### TO DO
Determine the number of lines containing the word "TiNSs", and state that figure alone.

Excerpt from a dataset

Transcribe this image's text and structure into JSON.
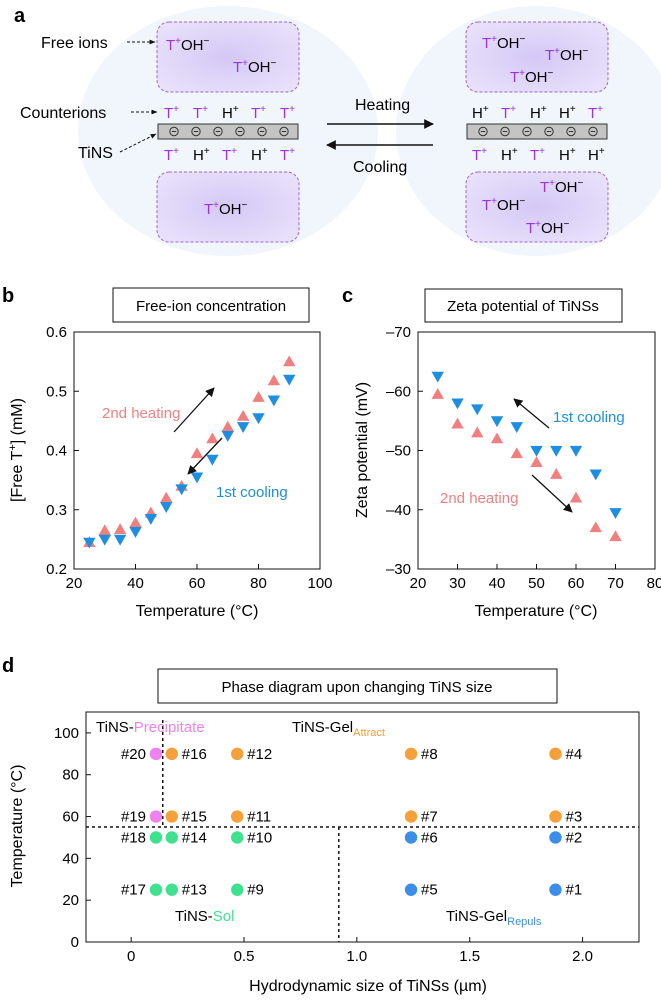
{
  "panel_labels": {
    "a": "a",
    "b": "b",
    "c": "c",
    "d": "d"
  },
  "panel_a": {
    "free_ions_label": "Free ions",
    "counterions_label": "Counterions",
    "tins_label": "TiNS",
    "heating_label": "Heating",
    "cooling_label": "Cooling",
    "t_ion": "T",
    "h_ion": "H",
    "plus": "+",
    "oh": "OH",
    "minus": "−",
    "neg_charge": "⊖",
    "left_top_row": [
      "T",
      "T",
      "H",
      "T",
      "T"
    ],
    "left_bottom_row": [
      "T",
      "H",
      "T",
      "H",
      "T"
    ],
    "right_top_row": [
      "H",
      "T",
      "H",
      "H",
      "T"
    ],
    "right_bottom_row": [
      "T",
      "H",
      "T",
      "H",
      "H"
    ]
  },
  "chart_data": [
    {
      "id": "b",
      "type": "scatter",
      "title": "Free-ion concentration",
      "xlabel": "Temperature (°C)",
      "ylabel": "[Free T⁺] (mM)",
      "ylabel_parts": {
        "pre": "[Free T",
        "sup": "+",
        "post": "] (mM)"
      },
      "xlim": [
        20,
        100
      ],
      "ylim": [
        0.2,
        0.6
      ],
      "xticks": [
        "20",
        "40",
        "60",
        "80",
        "100"
      ],
      "yticks": [
        "0.2",
        "0.3",
        "0.4",
        "0.5",
        "0.6"
      ],
      "series": [
        {
          "name": "2nd heating",
          "color": "#f08080",
          "marker": "triangle-up",
          "x": [
            25,
            30,
            35,
            40,
            45,
            50,
            55,
            60,
            65,
            70,
            75,
            80,
            85,
            90
          ],
          "y": [
            0.245,
            0.265,
            0.267,
            0.278,
            0.295,
            0.32,
            0.34,
            0.395,
            0.42,
            0.44,
            0.458,
            0.49,
            0.518,
            0.55
          ]
        },
        {
          "name": "1st cooling",
          "color": "#1e8ee0",
          "marker": "triangle-down",
          "x": [
            25,
            30,
            35,
            40,
            45,
            50,
            55,
            60,
            65,
            70,
            75,
            80,
            85,
            90
          ],
          "y": [
            0.245,
            0.25,
            0.25,
            0.263,
            0.285,
            0.305,
            0.335,
            0.355,
            0.385,
            0.425,
            0.44,
            0.455,
            0.485,
            0.52
          ]
        }
      ],
      "annotations": [
        "2nd heating",
        "1st cooling"
      ]
    },
    {
      "id": "c",
      "type": "scatter",
      "title": "Zeta potential of TiNSs",
      "xlabel": "Temperature (°C)",
      "ylabel": "Zeta potential (mV)",
      "xlim": [
        20,
        80
      ],
      "ylim": [
        -30,
        -70
      ],
      "xticks": [
        "20",
        "30",
        "40",
        "50",
        "60",
        "70",
        "80"
      ],
      "yticks": [
        "–30",
        "–40",
        "–50",
        "–60",
        "–70"
      ],
      "series": [
        {
          "name": "1st cooling",
          "color": "#1e8ee0",
          "marker": "triangle-down",
          "x": [
            25,
            30,
            35,
            40,
            45,
            50,
            55,
            60,
            65,
            70
          ],
          "y": [
            -62.5,
            -58,
            -57,
            -55,
            -54,
            -50,
            -50,
            -50,
            -46,
            -39.5
          ]
        },
        {
          "name": "2nd heating",
          "color": "#f08080",
          "marker": "triangle-up",
          "x": [
            25,
            30,
            35,
            40,
            45,
            50,
            55,
            60,
            65,
            70
          ],
          "y": [
            -59.5,
            -54.5,
            -53,
            -52,
            -49.5,
            -48,
            -46,
            -42,
            -37,
            -35.5
          ]
        }
      ],
      "annotations": [
        "1st cooling",
        "2nd heating"
      ]
    },
    {
      "id": "d",
      "type": "scatter",
      "title": "Phase diagram upon changing TiNS size",
      "xlabel": "Hydrodynamic size of TiNSs (µm)",
      "ylabel": "Temperature (°C)",
      "xlim": [
        -0.2,
        2.25
      ],
      "ylim": [
        0,
        110
      ],
      "xticks": [
        "0",
        "0.5",
        "1.0",
        "1.5",
        "2.0"
      ],
      "yticks": [
        "0",
        "20",
        "40",
        "60",
        "80",
        "100"
      ],
      "region_labels": {
        "precipitate": {
          "pre": "TiNS-",
          "main": "Precipitate"
        },
        "gel_attract": {
          "pre": "TiNS-Gel",
          "sub": "Attract"
        },
        "sol": {
          "pre": "TiNS-",
          "main": "Sol"
        },
        "gel_repuls": {
          "pre": "TiNS-Gel",
          "sub": "Repuls"
        }
      },
      "colors": {
        "precipitate": "#ee82ee",
        "gel_attract": "#f5a03a",
        "sol": "#3ee28e",
        "gel_repuls": "#3a8ee8"
      },
      "boundaries": {
        "temperature": 55,
        "size_small": 0.14,
        "size_large": 0.92
      },
      "points": [
        {
          "label": "#1",
          "x": 1.88,
          "y": 25,
          "phase": "gel_repuls"
        },
        {
          "label": "#2",
          "x": 1.88,
          "y": 50,
          "phase": "gel_repuls"
        },
        {
          "label": "#3",
          "x": 1.88,
          "y": 60,
          "phase": "gel_attract"
        },
        {
          "label": "#4",
          "x": 1.88,
          "y": 90,
          "phase": "gel_attract"
        },
        {
          "label": "#5",
          "x": 1.24,
          "y": 25,
          "phase": "gel_repuls"
        },
        {
          "label": "#6",
          "x": 1.24,
          "y": 50,
          "phase": "gel_repuls"
        },
        {
          "label": "#7",
          "x": 1.24,
          "y": 60,
          "phase": "gel_attract"
        },
        {
          "label": "#8",
          "x": 1.24,
          "y": 90,
          "phase": "gel_attract"
        },
        {
          "label": "#9",
          "x": 0.47,
          "y": 25,
          "phase": "sol"
        },
        {
          "label": "#10",
          "x": 0.47,
          "y": 50,
          "phase": "sol"
        },
        {
          "label": "#11",
          "x": 0.47,
          "y": 60,
          "phase": "gel_attract"
        },
        {
          "label": "#12",
          "x": 0.47,
          "y": 90,
          "phase": "gel_attract"
        },
        {
          "label": "#13",
          "x": 0.18,
          "y": 25,
          "phase": "sol"
        },
        {
          "label": "#14",
          "x": 0.18,
          "y": 50,
          "phase": "sol"
        },
        {
          "label": "#15",
          "x": 0.18,
          "y": 60,
          "phase": "gel_attract"
        },
        {
          "label": "#16",
          "x": 0.18,
          "y": 90,
          "phase": "gel_attract"
        },
        {
          "label": "#17",
          "x": 0.11,
          "y": 25,
          "phase": "sol"
        },
        {
          "label": "#18",
          "x": 0.11,
          "y": 50,
          "phase": "sol"
        },
        {
          "label": "#19",
          "x": 0.11,
          "y": 60,
          "phase": "precipitate"
        },
        {
          "label": "#20",
          "x": 0.11,
          "y": 90,
          "phase": "precipitate"
        }
      ]
    }
  ]
}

### TASK RESULT
2